Exact repetition is required: output every record in full.

▶ RECORDS SHOWN:
• • • • • • •

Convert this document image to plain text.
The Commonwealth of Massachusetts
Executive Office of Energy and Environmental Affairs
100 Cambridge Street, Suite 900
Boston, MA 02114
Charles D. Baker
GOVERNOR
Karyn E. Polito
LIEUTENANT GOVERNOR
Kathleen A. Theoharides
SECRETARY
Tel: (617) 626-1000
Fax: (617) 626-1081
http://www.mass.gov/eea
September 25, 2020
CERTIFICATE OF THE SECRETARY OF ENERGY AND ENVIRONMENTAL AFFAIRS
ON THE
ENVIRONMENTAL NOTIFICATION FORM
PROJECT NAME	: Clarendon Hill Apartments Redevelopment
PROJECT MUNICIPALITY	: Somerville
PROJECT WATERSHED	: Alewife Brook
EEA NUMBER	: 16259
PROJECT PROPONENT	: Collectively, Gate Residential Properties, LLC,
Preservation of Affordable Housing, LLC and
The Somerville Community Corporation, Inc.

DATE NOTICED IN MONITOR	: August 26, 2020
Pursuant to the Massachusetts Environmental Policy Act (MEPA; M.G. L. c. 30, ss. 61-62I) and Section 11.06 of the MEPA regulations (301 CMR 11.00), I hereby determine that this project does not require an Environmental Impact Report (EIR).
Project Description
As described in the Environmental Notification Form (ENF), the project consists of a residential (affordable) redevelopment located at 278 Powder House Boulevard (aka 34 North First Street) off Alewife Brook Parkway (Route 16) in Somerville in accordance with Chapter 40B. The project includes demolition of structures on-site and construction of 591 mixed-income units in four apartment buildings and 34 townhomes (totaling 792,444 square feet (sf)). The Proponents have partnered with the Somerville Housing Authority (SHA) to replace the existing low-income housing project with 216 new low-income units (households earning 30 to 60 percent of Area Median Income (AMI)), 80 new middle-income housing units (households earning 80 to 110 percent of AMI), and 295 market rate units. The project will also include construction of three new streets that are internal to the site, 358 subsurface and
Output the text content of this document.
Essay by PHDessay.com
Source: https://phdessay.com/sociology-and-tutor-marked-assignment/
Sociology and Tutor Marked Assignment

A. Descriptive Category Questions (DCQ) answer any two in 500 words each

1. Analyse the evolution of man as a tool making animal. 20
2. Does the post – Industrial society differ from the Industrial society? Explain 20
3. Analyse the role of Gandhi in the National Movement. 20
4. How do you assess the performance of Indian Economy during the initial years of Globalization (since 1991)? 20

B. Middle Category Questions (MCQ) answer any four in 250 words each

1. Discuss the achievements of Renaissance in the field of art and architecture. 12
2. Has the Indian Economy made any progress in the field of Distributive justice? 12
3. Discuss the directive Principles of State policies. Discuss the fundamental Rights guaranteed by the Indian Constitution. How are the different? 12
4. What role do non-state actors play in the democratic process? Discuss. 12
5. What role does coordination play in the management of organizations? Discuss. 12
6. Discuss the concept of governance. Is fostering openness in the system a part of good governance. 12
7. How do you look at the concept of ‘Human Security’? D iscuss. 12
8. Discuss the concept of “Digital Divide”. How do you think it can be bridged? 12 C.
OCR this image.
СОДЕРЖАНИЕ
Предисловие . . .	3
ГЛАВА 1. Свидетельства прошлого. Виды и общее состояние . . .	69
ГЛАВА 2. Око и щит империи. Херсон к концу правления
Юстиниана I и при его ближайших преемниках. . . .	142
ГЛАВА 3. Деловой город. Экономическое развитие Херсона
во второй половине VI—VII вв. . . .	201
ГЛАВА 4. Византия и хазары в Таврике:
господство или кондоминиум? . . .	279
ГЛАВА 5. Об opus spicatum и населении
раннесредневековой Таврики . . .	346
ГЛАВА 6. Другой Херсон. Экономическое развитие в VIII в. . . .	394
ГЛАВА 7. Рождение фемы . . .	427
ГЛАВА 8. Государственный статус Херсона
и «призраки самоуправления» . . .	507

• • • • • • •

▶ SOLUTION TO THE PROBLEM:
Convert this document image to plain text.
The Commonwealth of Massachusetts
Executive Office of Energy and Environmental Affairs
100 Cambridge Street, Suite 900
Boston, MA 02114
Charles D. Baker
GOVERNOR
Karyn E. Polito
LIEUTENANT GOVERNOR
Kathleen A. Theoharides
SECRETARY
Tel: (617) 626-1000
Fax: (617) 626-1081
http://www.mass.gov/eea
September 25, 2020
CERTIFICATE OF THE SECRETARY OF ENERGY AND ENVIRONMENTAL AFFAIRS
ON THE
ENVIRONMENTAL NOTIFICATION FORM
PROJECT NAME	: Clarendon Hill Apartments Redevelopment
PROJECT MUNICIPALITY	: Somerville
PROJECT WATERSHED	: Alewife Brook
EEA NUMBER	: 16259
PROJECT PROPONENT	: Collectively, Gate Residential Properties, LLC,
Preservation of Affordable Housing, LLC and
The Somerville Community Corporation, Inc.

DATE NOTICED IN MONITOR	: August 26, 2020
Pursuant to the Massachusetts Environmental Policy Act (MEPA; M.G. L. c. 30, ss. 61-62I) and Section 11.06 of the MEPA regulations (301 CMR 11.00), I hereby determine that this project does not require an Environmental Impact Report (EIR).
Project Description
As described in the Environmental Notification Form (ENF), the project consists of a residential (affordable) redevelopment located at 278 Powder House Boulevard (aka 34 North First Street) off Alewife Brook Parkway (Route 16) in Somerville in accordance with Chapter 40B. The project includes demolition of structures on-site and construction of 591 mixed-income units in four apartment buildings and 34 townhomes (totaling 792,444 square feet (sf)). The Proponents have partnered with the Somerville Housing Authority (SHA) to replace the existing low-income housing project with 216 new low-income units (households earning 30 to 60 percent of Area Median Income (AMI)), 80 new middle-income housing units (households earning 80 to 110 percent of AMI), and 295 market rate units. The project will also include construction of three new streets that are internal to the site, 358 subsurface and
Output the text content of this document.
Essay by PHDessay.com
Source: https://phdessay.com/sociology-and-tutor-marked-assignment/
Sociology and Tutor Marked Assignment

A. Descriptive Category Questions (DCQ) answer any two in 500 words each

1. Analyse the evolution of man as a tool making animal. 20
2. Does the post – Industrial society differ from the Industrial society? Explain 20
3. Analyse the role of Gandhi in the National Movement. 20
4. How do you assess the performance of Indian Economy during the initial years of Globalization (since 1991)? 20

B. Middle Category Questions (MCQ) answer any four in 250 words each

1. Discuss the achievements of Renaissance in the field of art and architecture. 12
2. Has the Indian Economy made any progress in the field of Distributive justice? 12
3. Discuss the directive Principles of State policies. Discuss the fundamental Rights guaranteed by the Indian Constitution. How are the different? 12
4. What role do non-state actors play in the democratic process? Discuss. 12
5. What role does coordination play in the management of organizations? Discuss. 12
6. Discuss the concept of governance. Is fostering openness in the system a part of good governance. 12
7. How do you look at the concept of ‘Human Security’? D iscuss. 12
8. Discuss the concept of “Digital Divide”. How do you think it can be bridged? 12 C.
OCR this image.
СОДЕРЖАНИЕ
Предисловие . . .	3
ГЛАВА 1. Свидетельства прошлого. Виды и общее состояние . . .	69
ГЛАВА 2. Око и щит империи. Херсон к концу правления
Юстиниана I и при его ближайших преемниках. . . .	142
ГЛАВА 3. Деловой город. Экономическое развитие Херсона
во второй половине VI—VII вв. . . .	201
ГЛАВА 4. Византия и хазары в Таврике:
господство или кондоминиум? . . .	279
ГЛАВА 5. Об opus spicatum и населении
раннесредневековой Таврики . . .	346
ГЛАВА 6. Другой Херсон. Экономическое развитие в VIII в. . . .	394
ГЛАВА 7. Рождение фемы . . .	427
ГЛАВА 8. Государственный статус Херсона
и «призраки самоуправления» . . .	507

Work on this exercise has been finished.